• Given request: Locate the word "First" in the entries below, then gather every line that holds it.
**********
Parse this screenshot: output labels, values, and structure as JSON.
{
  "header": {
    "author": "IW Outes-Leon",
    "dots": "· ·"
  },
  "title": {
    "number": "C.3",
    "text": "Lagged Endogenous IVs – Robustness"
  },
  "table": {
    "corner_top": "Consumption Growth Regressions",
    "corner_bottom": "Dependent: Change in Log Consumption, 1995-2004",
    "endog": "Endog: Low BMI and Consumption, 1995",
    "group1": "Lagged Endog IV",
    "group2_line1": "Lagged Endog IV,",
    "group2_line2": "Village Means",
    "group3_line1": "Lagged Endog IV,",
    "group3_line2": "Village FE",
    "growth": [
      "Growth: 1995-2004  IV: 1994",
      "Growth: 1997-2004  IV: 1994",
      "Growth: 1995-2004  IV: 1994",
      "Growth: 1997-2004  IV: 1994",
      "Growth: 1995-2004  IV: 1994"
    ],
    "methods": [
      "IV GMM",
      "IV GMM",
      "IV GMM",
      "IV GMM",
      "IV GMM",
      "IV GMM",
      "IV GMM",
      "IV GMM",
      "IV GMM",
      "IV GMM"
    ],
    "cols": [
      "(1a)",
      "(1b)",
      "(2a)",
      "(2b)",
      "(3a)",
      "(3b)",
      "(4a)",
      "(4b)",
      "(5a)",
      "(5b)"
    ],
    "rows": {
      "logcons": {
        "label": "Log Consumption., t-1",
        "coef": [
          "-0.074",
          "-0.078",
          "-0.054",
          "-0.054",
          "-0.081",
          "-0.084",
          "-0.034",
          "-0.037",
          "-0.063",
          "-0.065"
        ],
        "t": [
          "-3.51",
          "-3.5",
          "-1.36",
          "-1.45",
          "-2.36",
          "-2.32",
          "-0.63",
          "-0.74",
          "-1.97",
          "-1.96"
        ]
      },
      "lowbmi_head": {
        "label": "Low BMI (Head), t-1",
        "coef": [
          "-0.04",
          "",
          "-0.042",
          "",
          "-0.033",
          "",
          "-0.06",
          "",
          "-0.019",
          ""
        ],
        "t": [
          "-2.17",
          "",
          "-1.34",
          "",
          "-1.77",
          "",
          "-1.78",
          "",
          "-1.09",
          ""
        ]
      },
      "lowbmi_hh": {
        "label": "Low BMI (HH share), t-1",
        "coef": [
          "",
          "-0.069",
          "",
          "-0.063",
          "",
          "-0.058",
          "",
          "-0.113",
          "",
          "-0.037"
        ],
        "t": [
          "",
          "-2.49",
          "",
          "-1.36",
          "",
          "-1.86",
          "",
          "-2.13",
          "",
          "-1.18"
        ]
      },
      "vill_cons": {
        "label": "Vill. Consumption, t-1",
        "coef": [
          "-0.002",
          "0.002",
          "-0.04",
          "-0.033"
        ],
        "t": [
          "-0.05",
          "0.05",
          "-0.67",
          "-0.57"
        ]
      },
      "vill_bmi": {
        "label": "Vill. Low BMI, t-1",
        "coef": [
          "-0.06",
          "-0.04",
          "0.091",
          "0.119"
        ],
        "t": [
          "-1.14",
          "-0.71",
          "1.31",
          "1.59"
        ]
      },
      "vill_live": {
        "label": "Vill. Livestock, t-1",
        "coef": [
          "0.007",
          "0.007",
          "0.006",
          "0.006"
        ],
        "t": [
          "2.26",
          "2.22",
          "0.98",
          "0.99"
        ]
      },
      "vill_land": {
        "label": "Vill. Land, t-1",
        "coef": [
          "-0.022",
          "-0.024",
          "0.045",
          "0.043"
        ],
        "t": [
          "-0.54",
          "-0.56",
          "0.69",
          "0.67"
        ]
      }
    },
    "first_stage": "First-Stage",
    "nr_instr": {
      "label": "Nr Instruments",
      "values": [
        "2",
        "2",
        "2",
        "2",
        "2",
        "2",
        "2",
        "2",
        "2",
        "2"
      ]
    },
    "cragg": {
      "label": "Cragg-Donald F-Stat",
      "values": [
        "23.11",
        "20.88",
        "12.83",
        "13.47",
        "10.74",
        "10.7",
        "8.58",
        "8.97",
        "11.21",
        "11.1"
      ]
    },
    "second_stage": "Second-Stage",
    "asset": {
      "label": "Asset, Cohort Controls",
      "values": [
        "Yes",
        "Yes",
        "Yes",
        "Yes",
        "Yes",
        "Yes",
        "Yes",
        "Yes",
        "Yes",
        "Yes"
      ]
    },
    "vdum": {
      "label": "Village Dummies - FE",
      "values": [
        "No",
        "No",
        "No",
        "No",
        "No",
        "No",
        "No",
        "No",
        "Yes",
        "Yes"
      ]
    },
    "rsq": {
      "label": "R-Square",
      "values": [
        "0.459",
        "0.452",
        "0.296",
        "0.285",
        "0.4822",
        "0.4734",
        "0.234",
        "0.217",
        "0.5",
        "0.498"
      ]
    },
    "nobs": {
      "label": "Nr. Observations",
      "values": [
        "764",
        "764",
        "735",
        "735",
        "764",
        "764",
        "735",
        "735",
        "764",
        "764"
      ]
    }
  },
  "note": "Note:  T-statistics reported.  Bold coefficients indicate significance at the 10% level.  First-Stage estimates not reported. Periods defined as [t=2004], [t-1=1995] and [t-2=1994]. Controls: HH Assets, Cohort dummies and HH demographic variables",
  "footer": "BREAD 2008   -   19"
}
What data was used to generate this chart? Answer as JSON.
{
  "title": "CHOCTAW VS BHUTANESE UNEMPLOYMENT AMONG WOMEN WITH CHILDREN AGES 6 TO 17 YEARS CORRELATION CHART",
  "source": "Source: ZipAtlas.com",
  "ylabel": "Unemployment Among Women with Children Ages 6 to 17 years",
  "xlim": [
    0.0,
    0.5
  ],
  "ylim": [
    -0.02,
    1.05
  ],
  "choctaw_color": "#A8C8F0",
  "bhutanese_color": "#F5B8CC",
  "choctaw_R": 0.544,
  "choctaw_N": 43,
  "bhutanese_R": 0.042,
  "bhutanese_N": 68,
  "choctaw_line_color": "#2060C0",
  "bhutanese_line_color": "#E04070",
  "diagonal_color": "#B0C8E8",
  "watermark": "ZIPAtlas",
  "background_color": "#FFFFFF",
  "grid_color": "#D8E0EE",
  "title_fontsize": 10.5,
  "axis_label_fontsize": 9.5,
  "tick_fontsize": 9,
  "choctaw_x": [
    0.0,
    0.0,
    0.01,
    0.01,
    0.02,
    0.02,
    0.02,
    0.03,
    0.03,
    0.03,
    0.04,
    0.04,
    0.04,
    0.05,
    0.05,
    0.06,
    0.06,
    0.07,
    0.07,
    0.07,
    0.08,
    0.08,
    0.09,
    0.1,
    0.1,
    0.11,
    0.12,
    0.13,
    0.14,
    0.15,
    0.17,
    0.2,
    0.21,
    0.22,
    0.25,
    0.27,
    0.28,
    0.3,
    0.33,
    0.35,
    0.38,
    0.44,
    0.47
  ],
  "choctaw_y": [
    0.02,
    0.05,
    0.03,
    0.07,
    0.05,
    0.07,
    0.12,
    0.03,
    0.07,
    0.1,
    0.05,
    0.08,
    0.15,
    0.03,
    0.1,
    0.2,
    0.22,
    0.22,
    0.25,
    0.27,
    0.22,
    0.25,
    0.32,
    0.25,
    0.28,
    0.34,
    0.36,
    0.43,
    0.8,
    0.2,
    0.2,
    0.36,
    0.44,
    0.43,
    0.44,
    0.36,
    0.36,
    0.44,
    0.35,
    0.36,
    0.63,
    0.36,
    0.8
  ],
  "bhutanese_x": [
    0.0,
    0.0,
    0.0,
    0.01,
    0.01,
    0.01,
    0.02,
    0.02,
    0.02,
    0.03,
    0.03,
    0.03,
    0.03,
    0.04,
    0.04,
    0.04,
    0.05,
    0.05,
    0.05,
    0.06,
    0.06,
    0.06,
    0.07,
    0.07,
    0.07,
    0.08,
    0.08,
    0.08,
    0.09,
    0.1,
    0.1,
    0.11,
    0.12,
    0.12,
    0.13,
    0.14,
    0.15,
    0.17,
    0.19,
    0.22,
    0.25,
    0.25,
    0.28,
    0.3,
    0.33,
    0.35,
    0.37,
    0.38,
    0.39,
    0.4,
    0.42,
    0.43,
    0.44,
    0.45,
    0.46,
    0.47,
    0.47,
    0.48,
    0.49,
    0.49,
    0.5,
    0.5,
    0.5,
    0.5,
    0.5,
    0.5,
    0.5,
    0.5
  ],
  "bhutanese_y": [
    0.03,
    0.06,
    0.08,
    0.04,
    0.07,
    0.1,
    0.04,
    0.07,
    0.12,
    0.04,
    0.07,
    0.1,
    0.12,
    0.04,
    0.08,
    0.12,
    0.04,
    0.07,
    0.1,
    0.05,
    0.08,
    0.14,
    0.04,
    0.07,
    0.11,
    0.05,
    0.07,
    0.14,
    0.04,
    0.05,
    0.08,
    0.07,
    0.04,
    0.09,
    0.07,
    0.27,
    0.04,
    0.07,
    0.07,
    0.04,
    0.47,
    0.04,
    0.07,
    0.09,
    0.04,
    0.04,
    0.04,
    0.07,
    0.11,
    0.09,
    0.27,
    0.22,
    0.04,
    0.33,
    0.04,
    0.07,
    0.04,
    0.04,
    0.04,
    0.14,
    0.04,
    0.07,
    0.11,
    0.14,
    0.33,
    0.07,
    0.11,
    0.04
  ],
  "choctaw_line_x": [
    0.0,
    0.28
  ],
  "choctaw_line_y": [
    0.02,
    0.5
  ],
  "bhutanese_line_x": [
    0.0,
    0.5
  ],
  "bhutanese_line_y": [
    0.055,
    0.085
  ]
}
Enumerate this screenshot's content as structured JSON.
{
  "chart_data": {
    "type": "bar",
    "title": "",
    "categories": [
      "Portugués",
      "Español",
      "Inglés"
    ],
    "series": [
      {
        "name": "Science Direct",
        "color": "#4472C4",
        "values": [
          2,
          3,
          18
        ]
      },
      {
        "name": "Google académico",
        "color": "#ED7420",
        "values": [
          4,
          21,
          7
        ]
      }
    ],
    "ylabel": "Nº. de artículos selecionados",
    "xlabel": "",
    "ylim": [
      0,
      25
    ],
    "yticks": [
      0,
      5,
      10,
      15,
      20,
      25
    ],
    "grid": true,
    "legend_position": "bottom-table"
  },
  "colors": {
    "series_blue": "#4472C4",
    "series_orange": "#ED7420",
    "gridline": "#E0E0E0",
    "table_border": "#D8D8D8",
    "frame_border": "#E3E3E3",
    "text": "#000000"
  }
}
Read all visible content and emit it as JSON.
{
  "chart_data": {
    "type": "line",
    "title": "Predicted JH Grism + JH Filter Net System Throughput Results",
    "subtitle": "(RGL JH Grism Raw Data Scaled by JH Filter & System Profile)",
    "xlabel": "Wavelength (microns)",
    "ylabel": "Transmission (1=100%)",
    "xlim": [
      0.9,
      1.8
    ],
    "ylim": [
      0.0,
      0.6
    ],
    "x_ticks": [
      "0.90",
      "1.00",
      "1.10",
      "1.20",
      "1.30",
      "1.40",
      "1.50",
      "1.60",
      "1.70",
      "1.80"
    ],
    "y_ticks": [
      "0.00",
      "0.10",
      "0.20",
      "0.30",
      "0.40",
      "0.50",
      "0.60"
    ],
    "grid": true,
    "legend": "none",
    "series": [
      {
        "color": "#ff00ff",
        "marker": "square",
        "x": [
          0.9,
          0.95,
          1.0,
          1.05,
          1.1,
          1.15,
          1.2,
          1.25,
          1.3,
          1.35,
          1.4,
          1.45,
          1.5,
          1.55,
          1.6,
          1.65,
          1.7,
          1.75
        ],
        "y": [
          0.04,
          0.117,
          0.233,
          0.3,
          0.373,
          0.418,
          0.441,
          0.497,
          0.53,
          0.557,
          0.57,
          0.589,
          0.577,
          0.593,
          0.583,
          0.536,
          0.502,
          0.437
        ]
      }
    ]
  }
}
**********
• Result for this exercise:
    "first_stage": "First-Stage",
  "note": "Note:  T-statistics reported.  Bold coefficients indicate significance at the 10% level.  First-Stage estimates not reported. Periods defined as [t=2004], [t-1=1995] and [t-2=1994]. Controls: HH Assets, Cohort dummies and HH demographic variables",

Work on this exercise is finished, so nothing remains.